Write the listing out again, all of it, word for word.

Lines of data
=-=-=
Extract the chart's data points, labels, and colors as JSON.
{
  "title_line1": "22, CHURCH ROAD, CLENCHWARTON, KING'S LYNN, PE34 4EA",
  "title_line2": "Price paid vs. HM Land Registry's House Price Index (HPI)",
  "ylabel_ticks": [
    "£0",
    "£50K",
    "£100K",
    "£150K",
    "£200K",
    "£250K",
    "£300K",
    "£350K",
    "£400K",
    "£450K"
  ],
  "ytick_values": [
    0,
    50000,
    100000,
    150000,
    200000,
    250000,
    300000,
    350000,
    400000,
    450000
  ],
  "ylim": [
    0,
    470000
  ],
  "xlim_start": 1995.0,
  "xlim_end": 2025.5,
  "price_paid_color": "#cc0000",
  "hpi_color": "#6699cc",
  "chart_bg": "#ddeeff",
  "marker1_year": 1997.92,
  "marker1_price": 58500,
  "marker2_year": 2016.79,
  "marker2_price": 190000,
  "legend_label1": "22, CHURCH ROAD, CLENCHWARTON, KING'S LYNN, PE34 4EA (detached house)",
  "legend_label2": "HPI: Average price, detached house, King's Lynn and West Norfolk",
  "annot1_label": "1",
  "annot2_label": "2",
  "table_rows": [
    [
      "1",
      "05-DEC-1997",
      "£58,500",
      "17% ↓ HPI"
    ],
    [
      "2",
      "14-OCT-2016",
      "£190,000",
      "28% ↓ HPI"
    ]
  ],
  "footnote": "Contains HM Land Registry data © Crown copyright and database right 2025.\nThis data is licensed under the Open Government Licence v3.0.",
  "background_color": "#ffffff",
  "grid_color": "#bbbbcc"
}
=-=-=
Answer to this exercise:
Extract the chart's data points, labels, and colors as JSON.
{
  "title_line1": "22, CHURCH ROAD, CLENCHWARTON, KING'S LYNN, PE34 4EA",
  "title_line2": "Price paid vs. HM Land Registry's House Price Index (HPI)",
  "ylabel_ticks": [
    "£0",
    "£50K",
    "£100K",
    "£150K",
    "£200K",
    "£250K",
    "£300K",
    "£350K",
    "£400K",
    "£450K"
  ],
  "ytick_values": [
    0,
    50000,
    100000,
    150000,
    200000,
    250000,
    300000,
    350000,
    400000,
    450000
  ],
  "ylim": [
    0,
    470000
  ],
  "xlim_start": 1995.0,
  "xlim_end": 2025.5,
  "price_paid_color": "#cc0000",
  "hpi_color": "#6699cc",
  "chart_bg": "#ddeeff",
  "marker1_year": 1997.92,
  "marker1_price": 58500,
  "marker2_year": 2016.79,
  "marker2_price": 190000,
  "legend_label1": "22, CHURCH ROAD, CLENCHWARTON, KING'S LYNN, PE34 4EA (detached house)",
  "legend_label2": "HPI: Average price, detached house, King's Lynn and West Norfolk",
  "annot1_label": "1",
  "annot2_label": "2",
  "table_rows": [
    [
      "1",
      "05-DEC-1997",
      "£58,500",
      "17% ↓ HPI"
    ],
    [
      "2",
      "14-OCT-2016",
      "£190,000",
      "28% ↓ HPI"
    ]
  ],
  "footnote": "Contains HM Land Registry data © Crown copyright and database right 2025.\nThis data is licensed under the Open Government Licence v3.0.",
  "background_color": "#ffffff",
  "grid_color": "#bbbbcc"
}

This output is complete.